▸ Tasks:
- a) Repeat the portion of the passage on Muñoz between "- The main offices" and "based in Muñoz.", inclusive.
- b) In the passage on Muñoz, which companies have identified locations in the city for future construction? List every one named.
- c) Carry the passage on Muñoz forward from its final line.

There are many new establishments in Munoz in the past few years. Notable are Jollibee Munoz, Mang Inasal Munoz, 7/11, BDO, Land Bank, Novo, Lucky 99, Friendship Supermarket, Inc (FSi), and the Villa-Mendoza Training Institute, are now major landmarks on the city.

In terms of commercial and shopping sector, Robinsons, Savemore and Puregold has also initially identified locations in the city for future construction. Fast-food chain operator Jollibee already established their store in the city.

With a bustling market center with rice trading as a major economic activity, it has transformed into its present status as a Science City by virtue of Republic Act 8977 on December 9, 2000. Being a science city, Muñoz was acknowledged as one of the members of League of Cities of the Philippines and became a pilot city of achieving the United Nations' Millennium Development Goals.

- Research and development centers
- The Philippine Rice Research Institute (PhilRice) (formerly the Maligaya Rice Research and Training Center (MRRTC)) is found in Muñoz
- Central Office and National Genepool of the Philippine Carabao Center (PCC).
- National Freshwater and Fisheries Training and Research Center (NFFTRC)
- The main offices of the Bureau of Postharvest Research and Extension (BPRE) now known as Philippine Center for Postharvest Development and Mechanization (PhilMech)
- Bureau of Fisheries and Aquatic Resources (BFAR-NFFTC) are also based in Muñoz.

==Government==
===Elected officials===

Members of the Muñoz City Council (2022–2025)
| Position | Name |
| District Representative (2nd Legislative District of the Province of Nueva Ecija) | Mario O. Salvador |
| Chief Executive of the City Muñoz | Mayor Baby Armi L. Alvarez |
| Presiding Officer of the City Council of Muñoz | Vice Mayor Nestor L. Alvarez |
| Members of the City Council | Marianito C. Pacheco Jr. |
Jerry S. Fulgencio
Rommel G. Abon
Henry G. Agaloos
Altreb S. Castañeda
Cesar T. Viloria Jr.

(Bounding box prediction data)
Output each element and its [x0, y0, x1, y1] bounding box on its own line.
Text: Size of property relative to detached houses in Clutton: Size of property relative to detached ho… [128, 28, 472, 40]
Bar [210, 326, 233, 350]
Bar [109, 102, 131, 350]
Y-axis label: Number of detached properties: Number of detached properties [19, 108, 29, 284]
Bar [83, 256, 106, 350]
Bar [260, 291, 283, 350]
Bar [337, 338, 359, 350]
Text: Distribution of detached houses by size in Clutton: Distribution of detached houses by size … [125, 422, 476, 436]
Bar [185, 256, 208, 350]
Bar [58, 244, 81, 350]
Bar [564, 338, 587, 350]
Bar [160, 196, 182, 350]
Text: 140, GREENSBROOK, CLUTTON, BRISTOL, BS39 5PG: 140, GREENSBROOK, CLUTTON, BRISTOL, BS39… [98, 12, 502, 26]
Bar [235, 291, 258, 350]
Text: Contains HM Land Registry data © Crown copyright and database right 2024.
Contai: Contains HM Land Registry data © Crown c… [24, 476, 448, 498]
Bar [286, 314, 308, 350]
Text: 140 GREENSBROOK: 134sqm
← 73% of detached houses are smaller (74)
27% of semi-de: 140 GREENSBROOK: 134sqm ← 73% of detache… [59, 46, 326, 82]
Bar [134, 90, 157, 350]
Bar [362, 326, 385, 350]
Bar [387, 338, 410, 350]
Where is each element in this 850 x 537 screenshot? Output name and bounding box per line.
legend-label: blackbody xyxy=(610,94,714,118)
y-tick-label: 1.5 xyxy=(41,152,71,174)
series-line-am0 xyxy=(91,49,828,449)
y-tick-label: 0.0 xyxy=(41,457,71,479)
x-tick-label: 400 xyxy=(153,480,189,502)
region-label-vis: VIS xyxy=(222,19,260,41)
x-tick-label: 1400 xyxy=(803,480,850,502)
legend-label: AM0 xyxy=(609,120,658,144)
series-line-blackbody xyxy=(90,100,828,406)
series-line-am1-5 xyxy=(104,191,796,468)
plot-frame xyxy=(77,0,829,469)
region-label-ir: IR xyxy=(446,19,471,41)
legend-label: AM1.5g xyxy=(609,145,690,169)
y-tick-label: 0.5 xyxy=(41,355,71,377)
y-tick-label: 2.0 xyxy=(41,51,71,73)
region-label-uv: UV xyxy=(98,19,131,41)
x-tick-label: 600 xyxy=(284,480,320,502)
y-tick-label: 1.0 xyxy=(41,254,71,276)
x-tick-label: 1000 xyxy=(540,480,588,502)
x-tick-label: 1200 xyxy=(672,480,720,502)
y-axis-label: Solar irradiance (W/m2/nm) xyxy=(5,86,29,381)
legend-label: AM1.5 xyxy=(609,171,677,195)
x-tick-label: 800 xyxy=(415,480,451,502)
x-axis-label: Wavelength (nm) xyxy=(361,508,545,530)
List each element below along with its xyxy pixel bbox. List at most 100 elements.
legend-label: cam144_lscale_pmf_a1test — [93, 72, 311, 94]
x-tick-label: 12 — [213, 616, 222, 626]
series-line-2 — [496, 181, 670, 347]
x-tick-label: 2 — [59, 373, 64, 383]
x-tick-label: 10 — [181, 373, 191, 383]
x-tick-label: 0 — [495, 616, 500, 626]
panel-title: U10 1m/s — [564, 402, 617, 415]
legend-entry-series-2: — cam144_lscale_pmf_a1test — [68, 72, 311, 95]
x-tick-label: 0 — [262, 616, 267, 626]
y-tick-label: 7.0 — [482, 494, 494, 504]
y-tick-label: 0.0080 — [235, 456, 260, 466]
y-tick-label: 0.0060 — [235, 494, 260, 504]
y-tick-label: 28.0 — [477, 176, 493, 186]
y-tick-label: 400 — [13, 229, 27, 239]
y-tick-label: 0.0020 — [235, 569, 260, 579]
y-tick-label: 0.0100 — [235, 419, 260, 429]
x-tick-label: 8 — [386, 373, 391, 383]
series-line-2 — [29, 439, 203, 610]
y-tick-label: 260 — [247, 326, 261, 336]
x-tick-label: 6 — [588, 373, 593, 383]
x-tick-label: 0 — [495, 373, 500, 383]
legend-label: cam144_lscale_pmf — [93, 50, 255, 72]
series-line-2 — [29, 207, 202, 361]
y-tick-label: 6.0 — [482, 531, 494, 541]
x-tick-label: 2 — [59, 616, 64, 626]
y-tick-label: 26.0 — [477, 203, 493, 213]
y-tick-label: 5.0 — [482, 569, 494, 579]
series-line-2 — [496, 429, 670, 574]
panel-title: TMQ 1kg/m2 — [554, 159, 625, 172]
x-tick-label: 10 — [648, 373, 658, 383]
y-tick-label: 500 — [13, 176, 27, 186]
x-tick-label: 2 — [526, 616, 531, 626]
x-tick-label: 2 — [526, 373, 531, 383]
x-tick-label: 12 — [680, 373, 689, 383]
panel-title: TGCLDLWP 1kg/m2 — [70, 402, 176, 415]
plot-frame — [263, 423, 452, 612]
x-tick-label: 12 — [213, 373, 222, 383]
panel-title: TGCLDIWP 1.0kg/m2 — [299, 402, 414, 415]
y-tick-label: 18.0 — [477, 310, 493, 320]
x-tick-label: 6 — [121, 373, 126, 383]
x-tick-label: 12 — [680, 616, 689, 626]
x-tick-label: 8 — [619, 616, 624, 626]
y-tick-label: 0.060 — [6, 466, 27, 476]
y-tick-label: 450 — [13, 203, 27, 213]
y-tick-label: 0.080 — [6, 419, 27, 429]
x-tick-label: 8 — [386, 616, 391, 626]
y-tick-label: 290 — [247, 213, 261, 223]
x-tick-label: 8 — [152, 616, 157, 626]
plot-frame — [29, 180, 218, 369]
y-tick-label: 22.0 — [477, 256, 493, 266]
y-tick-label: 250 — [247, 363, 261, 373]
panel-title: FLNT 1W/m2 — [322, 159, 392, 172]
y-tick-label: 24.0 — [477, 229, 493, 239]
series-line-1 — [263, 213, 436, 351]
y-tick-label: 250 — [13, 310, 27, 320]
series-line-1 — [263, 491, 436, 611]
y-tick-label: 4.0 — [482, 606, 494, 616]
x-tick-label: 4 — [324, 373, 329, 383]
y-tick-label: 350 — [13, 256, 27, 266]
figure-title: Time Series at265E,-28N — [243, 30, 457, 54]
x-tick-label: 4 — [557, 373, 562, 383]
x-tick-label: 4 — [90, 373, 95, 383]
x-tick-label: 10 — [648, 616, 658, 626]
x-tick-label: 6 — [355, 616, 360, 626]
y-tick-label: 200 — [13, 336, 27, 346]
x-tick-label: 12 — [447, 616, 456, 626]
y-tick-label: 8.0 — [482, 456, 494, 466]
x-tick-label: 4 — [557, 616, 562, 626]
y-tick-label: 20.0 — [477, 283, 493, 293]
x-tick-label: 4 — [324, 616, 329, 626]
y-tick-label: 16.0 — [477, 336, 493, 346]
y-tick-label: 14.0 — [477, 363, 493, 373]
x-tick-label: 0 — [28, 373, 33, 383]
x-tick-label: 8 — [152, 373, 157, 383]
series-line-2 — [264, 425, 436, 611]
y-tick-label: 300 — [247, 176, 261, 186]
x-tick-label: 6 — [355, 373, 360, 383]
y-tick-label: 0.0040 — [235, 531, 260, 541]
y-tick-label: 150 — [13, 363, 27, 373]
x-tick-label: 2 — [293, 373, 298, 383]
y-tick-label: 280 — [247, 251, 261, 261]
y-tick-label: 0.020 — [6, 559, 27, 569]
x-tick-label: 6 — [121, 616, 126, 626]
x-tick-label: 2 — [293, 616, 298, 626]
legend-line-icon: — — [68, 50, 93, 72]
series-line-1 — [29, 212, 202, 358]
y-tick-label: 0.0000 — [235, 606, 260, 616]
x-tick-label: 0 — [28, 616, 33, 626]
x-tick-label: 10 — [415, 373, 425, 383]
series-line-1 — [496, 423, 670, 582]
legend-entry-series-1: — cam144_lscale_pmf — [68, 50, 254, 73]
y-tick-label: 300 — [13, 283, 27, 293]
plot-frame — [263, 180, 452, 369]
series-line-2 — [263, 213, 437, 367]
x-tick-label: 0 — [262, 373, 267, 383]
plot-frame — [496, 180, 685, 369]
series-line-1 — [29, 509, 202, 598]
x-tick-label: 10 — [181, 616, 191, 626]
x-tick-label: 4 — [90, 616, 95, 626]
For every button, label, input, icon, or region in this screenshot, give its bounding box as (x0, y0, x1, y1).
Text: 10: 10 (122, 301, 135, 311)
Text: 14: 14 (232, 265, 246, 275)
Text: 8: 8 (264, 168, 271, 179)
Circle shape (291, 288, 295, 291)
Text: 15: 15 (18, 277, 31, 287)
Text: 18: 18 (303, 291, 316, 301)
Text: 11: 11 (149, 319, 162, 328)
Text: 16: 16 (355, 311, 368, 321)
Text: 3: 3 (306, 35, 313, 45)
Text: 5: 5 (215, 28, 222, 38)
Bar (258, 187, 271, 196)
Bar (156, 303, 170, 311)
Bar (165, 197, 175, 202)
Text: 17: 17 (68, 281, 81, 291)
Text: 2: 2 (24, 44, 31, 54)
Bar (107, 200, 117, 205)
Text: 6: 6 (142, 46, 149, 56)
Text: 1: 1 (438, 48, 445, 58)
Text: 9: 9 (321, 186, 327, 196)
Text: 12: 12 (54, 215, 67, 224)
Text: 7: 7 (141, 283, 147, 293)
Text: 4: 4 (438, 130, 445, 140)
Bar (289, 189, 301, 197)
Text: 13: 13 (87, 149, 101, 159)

▸ Answers by task:
- a)
- The main offices of the Bureau of Postharvest Research and Extension (BPRE) now known as Philippine Center for Postharvest Development and Mechanization (PhilMech)
- Bureau of Fisheries and Aquatic Resources (BFAR-NFFTC) are also based in Muñoz.

- b) Robinsons, Savemore, Puregold

- c)
Allan S. Pingol
Carmelita J. Umagat
Vincent DV. Alvarez
Rodney S. Cabrera

==Transportation==
As with most towns in Central Luzon, inter-city transport is through the Pan-Philippine Highway (also known as Maharlika Highway/ Asian Highway 26), the country's principal transport backbone.

==Land use==

| Land use | Hectares |
|---|---|
| Agricultural | 9,819 |
| Residential | 2,847 |
| Commercial and industrial | 784 |
| Institutional | 740 |
| Forest hills and pasture | 1,215 |
| Roads | 246 |
| Water bodies | 516 |
| Open spaces | 138 |
| Total | 16,305 |

==Education==
- Central Luzon State University - a state university located on a 658-hectare campus. It serves as the lead agency of the Muñoz Science Community and hosts the Regional Research and Development Center in Central Luzon. CLSU is recognized for its significant contributions to agricultural research in Southeast Asia, particularly in areas such as aquatic culture (notably in the sex reversal of tilapia), ruminant studies, crop science, orchard management, and water management.